(Collection entries)
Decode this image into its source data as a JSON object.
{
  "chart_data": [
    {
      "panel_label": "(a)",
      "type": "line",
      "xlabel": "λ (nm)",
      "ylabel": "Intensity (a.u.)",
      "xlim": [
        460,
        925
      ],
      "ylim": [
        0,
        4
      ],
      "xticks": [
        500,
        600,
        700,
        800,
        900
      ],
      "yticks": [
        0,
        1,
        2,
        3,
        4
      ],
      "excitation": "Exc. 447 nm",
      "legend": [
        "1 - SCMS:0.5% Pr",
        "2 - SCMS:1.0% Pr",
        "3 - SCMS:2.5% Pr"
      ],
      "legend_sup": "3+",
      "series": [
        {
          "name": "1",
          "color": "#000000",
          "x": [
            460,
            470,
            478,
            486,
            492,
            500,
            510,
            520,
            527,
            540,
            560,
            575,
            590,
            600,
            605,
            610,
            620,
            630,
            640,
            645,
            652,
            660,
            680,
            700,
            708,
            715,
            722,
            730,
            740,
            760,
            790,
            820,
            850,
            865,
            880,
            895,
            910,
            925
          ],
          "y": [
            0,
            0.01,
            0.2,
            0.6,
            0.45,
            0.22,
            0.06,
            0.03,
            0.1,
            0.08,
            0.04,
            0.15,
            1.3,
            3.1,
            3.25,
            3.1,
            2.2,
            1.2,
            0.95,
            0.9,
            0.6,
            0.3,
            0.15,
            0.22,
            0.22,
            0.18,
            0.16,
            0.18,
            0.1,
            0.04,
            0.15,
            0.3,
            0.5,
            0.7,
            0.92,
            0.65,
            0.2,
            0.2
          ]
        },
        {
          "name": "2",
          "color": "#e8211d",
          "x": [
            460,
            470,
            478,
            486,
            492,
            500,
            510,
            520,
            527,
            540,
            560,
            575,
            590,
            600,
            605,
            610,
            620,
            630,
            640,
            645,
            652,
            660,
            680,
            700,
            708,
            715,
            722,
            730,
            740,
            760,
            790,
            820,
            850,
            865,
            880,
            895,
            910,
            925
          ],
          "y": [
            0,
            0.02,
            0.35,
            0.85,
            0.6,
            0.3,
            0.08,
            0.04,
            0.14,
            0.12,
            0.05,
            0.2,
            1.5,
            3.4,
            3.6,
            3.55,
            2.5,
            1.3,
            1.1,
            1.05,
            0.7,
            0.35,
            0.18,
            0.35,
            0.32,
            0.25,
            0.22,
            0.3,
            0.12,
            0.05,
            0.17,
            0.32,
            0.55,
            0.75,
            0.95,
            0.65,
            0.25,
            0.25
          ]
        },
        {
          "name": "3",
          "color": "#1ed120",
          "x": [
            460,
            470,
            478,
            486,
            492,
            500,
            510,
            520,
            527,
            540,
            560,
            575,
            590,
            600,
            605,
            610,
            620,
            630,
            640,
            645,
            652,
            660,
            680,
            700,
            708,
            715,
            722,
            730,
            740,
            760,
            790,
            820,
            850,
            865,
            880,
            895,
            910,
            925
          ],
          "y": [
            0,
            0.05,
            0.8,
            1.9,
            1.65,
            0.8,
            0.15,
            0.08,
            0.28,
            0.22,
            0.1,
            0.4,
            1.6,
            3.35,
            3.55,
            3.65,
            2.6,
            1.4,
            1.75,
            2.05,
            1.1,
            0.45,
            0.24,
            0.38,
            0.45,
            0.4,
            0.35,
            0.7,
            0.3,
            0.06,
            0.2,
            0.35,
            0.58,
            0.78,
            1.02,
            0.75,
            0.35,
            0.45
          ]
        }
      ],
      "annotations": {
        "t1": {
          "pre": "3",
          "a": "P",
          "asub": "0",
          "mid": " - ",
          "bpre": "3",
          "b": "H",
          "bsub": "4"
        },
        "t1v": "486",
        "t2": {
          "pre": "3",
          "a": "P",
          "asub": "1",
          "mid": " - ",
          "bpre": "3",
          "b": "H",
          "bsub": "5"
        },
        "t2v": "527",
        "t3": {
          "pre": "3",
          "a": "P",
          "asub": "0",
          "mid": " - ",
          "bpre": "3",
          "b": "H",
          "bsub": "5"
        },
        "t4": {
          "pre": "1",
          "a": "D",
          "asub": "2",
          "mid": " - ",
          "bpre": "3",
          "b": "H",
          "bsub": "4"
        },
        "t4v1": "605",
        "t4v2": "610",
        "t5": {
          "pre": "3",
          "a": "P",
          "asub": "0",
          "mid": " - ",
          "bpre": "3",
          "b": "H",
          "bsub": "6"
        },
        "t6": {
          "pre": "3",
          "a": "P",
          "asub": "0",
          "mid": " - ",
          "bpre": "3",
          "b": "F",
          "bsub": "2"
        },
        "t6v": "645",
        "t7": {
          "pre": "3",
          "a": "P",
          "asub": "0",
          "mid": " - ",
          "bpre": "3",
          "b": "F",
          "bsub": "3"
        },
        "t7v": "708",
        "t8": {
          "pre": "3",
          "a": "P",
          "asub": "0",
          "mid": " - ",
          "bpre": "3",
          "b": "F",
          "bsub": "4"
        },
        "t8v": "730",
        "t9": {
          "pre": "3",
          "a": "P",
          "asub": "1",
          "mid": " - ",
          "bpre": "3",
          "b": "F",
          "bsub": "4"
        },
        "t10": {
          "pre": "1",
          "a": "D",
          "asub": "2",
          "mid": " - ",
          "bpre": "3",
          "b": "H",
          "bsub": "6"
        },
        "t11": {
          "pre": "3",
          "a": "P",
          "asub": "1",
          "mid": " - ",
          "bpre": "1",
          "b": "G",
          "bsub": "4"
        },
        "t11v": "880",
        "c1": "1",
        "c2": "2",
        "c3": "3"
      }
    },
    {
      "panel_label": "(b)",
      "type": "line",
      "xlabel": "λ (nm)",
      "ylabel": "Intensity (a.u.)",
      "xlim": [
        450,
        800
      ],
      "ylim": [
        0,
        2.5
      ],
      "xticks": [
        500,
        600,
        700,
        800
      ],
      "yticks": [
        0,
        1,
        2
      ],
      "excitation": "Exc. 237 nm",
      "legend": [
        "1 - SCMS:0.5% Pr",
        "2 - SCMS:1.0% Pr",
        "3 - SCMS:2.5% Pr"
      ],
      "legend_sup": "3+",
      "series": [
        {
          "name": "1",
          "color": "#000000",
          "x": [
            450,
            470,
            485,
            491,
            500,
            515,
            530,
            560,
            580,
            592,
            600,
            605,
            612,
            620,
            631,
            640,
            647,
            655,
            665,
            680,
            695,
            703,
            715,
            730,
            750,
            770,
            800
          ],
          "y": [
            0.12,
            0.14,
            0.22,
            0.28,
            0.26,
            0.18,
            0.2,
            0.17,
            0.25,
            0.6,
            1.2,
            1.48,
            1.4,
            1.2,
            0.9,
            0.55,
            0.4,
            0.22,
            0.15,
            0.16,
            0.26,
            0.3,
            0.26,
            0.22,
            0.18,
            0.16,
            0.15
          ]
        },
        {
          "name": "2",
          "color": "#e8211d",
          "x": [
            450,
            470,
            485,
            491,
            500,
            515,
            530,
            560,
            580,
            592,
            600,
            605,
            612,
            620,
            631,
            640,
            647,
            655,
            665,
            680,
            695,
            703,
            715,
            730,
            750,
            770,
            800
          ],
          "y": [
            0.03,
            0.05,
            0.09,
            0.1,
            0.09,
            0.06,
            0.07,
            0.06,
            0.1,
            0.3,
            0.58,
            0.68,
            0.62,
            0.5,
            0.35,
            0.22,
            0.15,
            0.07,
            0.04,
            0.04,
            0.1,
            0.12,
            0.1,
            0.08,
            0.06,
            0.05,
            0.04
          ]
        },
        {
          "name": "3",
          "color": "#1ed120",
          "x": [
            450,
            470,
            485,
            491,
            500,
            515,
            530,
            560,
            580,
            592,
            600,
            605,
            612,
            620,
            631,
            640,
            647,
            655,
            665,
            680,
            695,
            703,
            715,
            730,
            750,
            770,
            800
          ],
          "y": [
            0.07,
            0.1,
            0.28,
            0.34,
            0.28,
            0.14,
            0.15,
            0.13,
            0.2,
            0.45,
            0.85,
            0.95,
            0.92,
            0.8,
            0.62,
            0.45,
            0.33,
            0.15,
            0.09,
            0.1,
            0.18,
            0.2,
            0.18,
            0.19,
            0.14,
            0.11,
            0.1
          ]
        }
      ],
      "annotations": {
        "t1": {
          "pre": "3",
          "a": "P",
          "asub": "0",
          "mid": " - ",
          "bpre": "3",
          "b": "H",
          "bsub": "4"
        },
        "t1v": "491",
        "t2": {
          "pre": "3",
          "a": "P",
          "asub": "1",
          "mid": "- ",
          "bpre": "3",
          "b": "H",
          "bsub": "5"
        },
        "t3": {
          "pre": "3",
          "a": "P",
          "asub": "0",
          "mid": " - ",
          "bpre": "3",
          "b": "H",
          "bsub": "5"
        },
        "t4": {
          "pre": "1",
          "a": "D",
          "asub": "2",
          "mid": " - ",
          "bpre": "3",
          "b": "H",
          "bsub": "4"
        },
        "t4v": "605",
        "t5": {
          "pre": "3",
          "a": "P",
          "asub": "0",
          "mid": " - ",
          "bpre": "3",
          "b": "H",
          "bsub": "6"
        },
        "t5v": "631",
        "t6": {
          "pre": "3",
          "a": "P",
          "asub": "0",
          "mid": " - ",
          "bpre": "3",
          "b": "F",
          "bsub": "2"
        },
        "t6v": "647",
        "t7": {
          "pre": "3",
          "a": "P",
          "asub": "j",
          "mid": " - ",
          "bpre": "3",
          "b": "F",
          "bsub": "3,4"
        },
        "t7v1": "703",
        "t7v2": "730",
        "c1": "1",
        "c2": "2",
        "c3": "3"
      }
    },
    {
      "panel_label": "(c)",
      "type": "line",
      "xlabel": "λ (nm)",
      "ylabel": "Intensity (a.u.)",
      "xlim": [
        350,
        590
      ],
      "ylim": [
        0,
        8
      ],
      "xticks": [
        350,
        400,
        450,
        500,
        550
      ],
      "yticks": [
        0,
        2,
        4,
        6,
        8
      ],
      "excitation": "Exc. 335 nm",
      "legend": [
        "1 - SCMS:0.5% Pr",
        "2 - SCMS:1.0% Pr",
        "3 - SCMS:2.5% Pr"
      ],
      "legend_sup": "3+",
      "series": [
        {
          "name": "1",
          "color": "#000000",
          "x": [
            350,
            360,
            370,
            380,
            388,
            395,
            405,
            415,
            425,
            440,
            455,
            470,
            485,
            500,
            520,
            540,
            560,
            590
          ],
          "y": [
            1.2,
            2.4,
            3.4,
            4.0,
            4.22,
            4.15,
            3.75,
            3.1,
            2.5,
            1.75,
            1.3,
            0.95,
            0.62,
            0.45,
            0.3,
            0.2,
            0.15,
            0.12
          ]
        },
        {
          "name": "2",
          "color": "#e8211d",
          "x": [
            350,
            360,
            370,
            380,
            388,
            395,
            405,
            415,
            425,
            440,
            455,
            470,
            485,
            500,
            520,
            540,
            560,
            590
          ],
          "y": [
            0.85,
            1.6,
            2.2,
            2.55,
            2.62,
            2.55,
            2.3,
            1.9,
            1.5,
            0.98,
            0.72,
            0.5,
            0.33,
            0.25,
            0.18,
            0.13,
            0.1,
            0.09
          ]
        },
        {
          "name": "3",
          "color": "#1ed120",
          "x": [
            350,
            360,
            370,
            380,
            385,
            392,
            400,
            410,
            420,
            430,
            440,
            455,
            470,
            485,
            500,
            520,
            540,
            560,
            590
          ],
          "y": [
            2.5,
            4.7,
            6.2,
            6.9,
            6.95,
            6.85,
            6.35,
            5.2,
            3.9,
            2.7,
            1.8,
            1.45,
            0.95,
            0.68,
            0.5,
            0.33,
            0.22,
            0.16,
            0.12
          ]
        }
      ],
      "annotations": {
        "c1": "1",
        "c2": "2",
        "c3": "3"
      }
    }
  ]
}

Work to be completed → Look through the entries above; copy each line where the string "excitation" appears.

Answer to this task →
      "excitation": "Exc. 447 nm",
      "excitation": "Exc. 237 nm",
      "excitation": "Exc. 335 nm",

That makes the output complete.